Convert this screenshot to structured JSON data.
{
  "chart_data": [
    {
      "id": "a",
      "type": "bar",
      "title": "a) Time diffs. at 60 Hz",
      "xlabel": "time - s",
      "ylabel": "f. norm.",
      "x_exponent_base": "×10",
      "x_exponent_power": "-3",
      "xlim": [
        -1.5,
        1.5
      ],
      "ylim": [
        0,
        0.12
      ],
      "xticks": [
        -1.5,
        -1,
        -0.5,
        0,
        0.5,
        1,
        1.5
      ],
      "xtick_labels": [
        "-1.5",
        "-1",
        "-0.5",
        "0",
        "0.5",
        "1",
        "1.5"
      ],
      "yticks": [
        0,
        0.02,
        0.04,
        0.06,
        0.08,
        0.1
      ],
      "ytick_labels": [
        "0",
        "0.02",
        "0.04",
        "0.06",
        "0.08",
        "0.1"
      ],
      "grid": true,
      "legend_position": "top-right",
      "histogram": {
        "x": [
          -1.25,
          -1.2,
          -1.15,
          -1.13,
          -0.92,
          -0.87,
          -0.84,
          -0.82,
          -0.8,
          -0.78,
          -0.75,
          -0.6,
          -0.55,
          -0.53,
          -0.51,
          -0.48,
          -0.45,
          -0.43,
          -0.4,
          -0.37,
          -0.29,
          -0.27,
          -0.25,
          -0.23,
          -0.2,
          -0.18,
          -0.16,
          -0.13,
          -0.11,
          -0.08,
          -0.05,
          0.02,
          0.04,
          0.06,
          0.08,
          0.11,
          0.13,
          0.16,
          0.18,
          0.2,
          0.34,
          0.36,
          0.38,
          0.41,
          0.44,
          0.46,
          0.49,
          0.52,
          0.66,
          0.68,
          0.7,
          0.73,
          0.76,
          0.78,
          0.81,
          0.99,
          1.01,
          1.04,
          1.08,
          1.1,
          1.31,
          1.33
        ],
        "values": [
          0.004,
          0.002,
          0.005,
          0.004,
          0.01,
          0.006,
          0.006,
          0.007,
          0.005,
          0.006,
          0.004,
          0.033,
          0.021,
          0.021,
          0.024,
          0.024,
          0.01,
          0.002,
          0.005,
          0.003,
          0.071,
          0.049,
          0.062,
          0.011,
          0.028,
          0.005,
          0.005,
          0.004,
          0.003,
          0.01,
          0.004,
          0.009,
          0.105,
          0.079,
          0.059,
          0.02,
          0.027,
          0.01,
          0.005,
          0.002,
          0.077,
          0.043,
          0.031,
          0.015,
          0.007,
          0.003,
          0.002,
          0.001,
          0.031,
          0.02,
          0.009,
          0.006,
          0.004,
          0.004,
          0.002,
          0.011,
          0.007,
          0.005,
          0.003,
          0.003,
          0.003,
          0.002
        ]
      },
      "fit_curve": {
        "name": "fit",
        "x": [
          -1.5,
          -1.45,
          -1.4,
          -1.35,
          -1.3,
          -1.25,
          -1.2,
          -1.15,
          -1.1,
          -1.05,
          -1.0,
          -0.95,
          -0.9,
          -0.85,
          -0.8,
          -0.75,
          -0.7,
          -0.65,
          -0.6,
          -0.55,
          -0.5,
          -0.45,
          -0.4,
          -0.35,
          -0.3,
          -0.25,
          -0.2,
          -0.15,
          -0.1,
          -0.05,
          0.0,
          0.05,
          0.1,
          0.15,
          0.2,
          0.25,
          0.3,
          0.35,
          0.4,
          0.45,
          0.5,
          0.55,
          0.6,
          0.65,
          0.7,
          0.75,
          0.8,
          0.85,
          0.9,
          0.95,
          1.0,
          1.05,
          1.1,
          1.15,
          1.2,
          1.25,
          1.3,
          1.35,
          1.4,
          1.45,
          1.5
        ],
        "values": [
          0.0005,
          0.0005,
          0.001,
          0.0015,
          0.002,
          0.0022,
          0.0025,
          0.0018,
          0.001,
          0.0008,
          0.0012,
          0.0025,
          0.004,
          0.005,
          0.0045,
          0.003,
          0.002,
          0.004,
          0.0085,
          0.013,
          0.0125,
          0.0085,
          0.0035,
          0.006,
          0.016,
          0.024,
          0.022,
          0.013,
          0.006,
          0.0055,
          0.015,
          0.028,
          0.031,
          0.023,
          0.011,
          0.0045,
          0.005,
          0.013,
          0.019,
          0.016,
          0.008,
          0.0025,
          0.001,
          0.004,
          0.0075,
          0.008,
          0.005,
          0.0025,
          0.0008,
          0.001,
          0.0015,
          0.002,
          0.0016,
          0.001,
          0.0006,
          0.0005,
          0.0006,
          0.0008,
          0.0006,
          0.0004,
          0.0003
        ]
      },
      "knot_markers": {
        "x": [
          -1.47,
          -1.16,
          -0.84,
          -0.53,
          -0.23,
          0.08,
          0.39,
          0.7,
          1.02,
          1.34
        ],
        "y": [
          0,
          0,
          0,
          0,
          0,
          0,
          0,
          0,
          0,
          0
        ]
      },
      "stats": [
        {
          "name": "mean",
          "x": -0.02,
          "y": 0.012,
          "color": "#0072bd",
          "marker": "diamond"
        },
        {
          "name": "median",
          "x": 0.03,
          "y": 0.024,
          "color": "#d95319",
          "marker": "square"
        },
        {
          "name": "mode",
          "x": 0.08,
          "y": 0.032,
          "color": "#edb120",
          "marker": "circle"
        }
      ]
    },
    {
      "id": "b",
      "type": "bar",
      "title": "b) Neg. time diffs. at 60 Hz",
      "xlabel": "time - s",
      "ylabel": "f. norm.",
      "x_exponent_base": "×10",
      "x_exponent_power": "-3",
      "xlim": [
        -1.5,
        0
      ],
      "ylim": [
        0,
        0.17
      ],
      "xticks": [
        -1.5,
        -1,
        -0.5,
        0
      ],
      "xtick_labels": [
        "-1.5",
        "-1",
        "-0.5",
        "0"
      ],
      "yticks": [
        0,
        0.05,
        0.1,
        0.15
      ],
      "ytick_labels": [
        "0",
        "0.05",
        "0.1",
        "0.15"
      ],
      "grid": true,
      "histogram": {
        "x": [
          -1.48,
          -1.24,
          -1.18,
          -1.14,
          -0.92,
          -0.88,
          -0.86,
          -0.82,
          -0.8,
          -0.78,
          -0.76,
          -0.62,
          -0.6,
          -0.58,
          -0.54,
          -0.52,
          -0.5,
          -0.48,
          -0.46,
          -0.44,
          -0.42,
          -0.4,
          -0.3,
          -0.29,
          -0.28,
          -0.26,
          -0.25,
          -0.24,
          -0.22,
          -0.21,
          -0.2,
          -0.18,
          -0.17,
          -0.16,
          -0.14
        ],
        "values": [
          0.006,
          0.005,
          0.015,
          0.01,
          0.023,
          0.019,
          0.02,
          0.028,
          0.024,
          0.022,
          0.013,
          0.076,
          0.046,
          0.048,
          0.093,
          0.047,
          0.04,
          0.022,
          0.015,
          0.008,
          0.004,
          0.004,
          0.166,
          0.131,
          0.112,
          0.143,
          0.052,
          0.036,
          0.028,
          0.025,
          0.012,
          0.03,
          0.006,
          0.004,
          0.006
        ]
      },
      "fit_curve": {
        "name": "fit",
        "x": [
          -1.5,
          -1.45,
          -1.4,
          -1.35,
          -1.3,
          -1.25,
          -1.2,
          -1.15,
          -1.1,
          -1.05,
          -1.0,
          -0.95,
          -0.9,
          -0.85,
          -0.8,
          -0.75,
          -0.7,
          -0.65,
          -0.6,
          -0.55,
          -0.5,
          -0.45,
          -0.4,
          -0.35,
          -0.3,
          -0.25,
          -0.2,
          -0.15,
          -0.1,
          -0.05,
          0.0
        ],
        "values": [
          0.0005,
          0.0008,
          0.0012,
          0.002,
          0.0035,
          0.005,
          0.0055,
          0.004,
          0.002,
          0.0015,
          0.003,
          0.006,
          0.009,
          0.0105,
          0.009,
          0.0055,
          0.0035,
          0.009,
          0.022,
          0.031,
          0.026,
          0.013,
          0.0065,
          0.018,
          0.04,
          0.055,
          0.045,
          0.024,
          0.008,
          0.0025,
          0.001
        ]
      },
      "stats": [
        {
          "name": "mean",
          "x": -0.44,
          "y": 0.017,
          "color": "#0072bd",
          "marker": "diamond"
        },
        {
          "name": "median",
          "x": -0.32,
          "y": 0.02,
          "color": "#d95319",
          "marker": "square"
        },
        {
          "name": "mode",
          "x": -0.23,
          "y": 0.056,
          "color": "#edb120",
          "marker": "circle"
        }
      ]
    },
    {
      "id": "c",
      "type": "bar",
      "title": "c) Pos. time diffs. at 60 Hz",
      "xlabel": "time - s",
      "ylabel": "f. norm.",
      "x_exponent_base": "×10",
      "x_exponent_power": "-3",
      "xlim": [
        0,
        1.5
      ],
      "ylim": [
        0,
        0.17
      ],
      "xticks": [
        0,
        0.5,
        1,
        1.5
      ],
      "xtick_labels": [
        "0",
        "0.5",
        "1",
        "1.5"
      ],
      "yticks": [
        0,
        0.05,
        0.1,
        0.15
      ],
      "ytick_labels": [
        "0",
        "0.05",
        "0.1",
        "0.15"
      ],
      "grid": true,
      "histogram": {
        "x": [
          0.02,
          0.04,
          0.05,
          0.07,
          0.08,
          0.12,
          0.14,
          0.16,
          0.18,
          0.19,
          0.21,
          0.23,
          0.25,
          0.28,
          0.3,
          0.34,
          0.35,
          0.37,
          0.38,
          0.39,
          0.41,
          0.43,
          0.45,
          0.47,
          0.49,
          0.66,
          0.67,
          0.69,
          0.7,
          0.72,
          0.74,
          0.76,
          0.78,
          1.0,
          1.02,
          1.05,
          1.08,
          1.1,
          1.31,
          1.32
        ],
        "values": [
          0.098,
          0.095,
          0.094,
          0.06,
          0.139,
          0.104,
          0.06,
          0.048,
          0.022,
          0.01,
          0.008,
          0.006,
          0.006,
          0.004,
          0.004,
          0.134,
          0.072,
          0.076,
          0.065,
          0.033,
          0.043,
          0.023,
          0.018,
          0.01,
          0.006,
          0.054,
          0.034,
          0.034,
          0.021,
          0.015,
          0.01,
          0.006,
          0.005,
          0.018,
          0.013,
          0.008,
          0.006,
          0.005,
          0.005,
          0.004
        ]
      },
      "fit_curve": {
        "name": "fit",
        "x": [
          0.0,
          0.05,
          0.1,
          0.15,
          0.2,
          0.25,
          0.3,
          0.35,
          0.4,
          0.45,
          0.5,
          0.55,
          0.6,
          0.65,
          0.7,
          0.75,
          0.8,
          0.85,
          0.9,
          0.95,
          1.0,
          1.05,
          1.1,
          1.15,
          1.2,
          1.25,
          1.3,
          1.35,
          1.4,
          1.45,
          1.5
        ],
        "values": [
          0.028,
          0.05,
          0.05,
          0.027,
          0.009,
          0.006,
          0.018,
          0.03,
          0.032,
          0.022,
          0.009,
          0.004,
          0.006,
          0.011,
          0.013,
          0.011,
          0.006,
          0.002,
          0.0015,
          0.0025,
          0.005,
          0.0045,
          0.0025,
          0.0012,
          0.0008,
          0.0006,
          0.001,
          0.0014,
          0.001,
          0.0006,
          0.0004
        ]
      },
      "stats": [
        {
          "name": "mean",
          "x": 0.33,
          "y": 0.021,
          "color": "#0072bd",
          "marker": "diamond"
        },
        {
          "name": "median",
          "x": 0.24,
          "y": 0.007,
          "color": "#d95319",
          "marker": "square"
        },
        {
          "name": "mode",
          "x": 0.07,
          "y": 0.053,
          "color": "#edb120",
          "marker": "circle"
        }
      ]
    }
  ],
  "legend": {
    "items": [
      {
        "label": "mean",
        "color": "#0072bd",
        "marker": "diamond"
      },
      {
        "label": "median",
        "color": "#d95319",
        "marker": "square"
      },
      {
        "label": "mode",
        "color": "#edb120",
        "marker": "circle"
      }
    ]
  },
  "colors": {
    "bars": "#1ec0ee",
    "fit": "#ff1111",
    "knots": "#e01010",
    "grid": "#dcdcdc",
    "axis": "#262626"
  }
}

________________________

Which lines of the data above contain "diffs"? Copy each one.

      "title": "a) Time diffs. at 60 Hz",
      "title": "b) Neg. time diffs. at 60 Hz",
      "title": "c) Pos. time diffs. at 60 Hz",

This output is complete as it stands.